Objetivo de la tarea:
Extrae literalmente, del texto sobre la estancia en Israel, el fragmento que empieza con las palabras que contienen "La vida en el" y termina con "en nuestra mente.".

Pasaje del texto:
= = = =

La dejé de ver dos meses antes de su fallecimiento, a fines de mayo de 1974 cuando pernocté en su casa en Tel Aviv antes de dejar Israel. Al paso de los años  a pesar de las múltiples mudanzas, he conservado su obra poética en la edición publicada en 1972 por el Fondo de Cultura Económica: Poesía no eres tú, cuyo ejemplar lleva una dedicatoria en tinta azul que no ha dejado de estar presente. Recuerdo, cuando recién la conocí, que me platicó de su viaje a Irán y estaba impresionada de la riqueza y ostentación de los tesoros del Sha y los contrastes con la pobreza del país. Esa charla, entre otras, fue de alguna manera un apunte adelantado de un encuentro que tendría 35 años después con el régimen de los Ayatollas (el mismo que había derrocado a la dinastía Pahlavi) cuando visité Teherán para dar una conferencia sobre el sistema político mexicano y establecer vínculos que derivaron en la visita a México del Ayatolla reformista Khatami por invitación de El Colegio de San Luis. Un evento que hoy podría encuadrarse en la paradiplomacia, tan necesaria en nuestros días ante las parálisis y dificultades que tienen los gobiernos en responder a la desatada globalización.

La vida en el kibbutz, en dos de ellos, la vida diaria en una comunidad cuyos bienes eran colectivos así como las responsabilidades y el trabajo; y donde en su interior no circulaba el dinero, inspirados algunos en tradiciones socialistas e incluso comunistas europeas; los amigos, voluntarios, que éramos extranjeros llegados de todos los confines del mundo, en la era de la contra cultura; la guerra vivida en la frontera con Líbano, y Rosario Castellanos, se entrelazaron y al paso de los años se han ido depurando por ese fenómeno que es el tiempo en nuestra mente.

La memoria y el presente en continuo movimiento, los textos y los contextos, las palabras y las imágenes, los sentidos que parecieran, a veces con la mirada, el olfato, el gusto, el tacto, retornar al tiempo ido y fijarlo nuevamente. Al inhalar y exhalar están presentes ya sin su densidad, todos esos días y noches entre agosto de 1973 y agosto de 1974, le llamó la biología de la imagen; son fractales que se dilatan. Episodios que se vinculan ya no en un orden estrictamente cronológico, saltan, avanzan y retroceden. Como si registráramos una experiencia que de origen tiene componentes múltiples y al paso del tiempo se desgranara en varias dimensiones, la de los sentimientos, la de las emociones, la intelectual, y demás. Tal vez buscando un sentido profundo en nuestra finitud que no se atreve aún a calificar para no quedar atrapados en el propio pensamiento. Desde esta perspectiva la memoria como la lectura, son un ejercicio vital. El pensamiento necesariamente es una cápsula de tiempo y también puede intoxicar.

Estaba sentado a la sombra de los árboles en las montañas de Hanita a unos cuantos metros de la alambrada que separaba a Israel de Líbano, en silencio divagaba, sólo sintiendo el anochecer, cuando de pronto a unos cincuenta metros oí ruido y vi dos siluetas que se aproximaban, me levanté y fui rápidamente a mi habitación que estaba a unos 20 metros ascendiendo un poco. Abrí la puerta y les dije a Patrick un francés y Neil un inglés, con quienes compartía la recámara, no sin cierta agitación que alguien se había infiltrado, en ese momento detrás de mi aparecieron dos soldados israelitas sumamente molestos. Advirtieron que habíamos roto las reglas de seguridad y que estaba prohibido estar afuera a esas horas. Dijeron que me estuvieron apuntando con sus armas al haberme visto en la distancia y advertir que estaba sentado cubierta mi cara con un pasamontañas (mismo que había comprado semanas atrás en el mercado de Nablus) pensaron que era un guerrillero palestino y estuvieron apunto de disparar, no lo hicieron porque en la medida que se acercaron la postura de mi cuerpo les pareció relajada y no denotaba… quien sabe qué cosa. Lo cierto es que la muerte se apiadó, por decir lo menos.

= = = =

Ítems proporcionados:
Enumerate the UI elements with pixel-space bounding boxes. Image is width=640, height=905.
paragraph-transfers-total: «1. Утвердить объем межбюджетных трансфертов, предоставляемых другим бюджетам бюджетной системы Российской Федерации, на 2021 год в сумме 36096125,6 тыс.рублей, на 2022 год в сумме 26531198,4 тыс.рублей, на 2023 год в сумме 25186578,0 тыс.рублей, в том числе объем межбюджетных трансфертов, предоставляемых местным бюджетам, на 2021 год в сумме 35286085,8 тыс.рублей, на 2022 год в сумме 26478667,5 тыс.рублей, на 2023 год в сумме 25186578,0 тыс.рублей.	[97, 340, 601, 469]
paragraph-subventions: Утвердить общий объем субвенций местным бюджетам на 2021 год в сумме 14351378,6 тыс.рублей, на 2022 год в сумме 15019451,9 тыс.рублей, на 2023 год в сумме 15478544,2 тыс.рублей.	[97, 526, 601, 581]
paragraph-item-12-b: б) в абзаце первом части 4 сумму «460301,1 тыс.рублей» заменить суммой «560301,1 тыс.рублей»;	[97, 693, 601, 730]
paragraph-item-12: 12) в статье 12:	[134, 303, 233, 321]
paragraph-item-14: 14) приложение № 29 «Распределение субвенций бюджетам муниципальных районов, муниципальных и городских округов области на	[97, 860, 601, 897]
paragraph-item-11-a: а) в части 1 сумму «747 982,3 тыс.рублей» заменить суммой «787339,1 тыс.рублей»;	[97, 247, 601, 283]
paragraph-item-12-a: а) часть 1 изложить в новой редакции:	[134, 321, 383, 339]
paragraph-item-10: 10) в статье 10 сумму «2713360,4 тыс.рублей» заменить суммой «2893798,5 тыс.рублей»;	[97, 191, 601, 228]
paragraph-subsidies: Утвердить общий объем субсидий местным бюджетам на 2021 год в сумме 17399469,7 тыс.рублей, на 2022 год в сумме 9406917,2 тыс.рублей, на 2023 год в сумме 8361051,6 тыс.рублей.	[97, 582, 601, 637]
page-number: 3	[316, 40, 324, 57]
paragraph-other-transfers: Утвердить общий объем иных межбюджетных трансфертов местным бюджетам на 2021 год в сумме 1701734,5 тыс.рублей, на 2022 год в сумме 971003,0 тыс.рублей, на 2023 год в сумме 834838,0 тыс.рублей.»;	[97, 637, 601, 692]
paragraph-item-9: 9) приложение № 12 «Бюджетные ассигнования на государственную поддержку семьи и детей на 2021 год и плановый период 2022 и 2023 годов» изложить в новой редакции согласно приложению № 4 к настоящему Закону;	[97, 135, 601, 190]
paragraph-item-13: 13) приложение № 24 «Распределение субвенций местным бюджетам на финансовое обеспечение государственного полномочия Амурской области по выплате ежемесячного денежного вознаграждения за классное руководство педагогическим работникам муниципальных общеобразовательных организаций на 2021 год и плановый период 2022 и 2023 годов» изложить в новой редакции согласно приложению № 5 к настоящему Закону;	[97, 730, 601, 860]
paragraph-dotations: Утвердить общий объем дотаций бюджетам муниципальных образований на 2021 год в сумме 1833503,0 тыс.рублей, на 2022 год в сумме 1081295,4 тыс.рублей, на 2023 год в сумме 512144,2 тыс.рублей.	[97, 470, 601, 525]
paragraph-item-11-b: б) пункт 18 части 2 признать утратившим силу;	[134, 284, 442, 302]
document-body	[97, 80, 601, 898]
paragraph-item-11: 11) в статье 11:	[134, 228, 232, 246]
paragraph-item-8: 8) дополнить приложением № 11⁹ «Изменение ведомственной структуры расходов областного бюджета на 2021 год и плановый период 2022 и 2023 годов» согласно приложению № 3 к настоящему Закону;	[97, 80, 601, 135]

= = = =

Resultado del ejercicio:
La vida en el kibbutz, en dos de ellos, la vida diaria en una comunidad cuyos bienes eran colectivos así como las responsabilidades y el trabajo; y donde en su interior no circulaba el dinero, inspirados algunos en tradiciones socialistas e incluso comunistas europeas; los amigos, voluntarios, que éramos extranjeros llegados de todos los confines del mundo, en la era de la contra cultura; la guerra vivida en la frontera con Líbano, y Rosario Castellanos, se entrelazaron y al paso de los años se han ido depurando por ese fenómeno que es el tiempo en nuestra mente.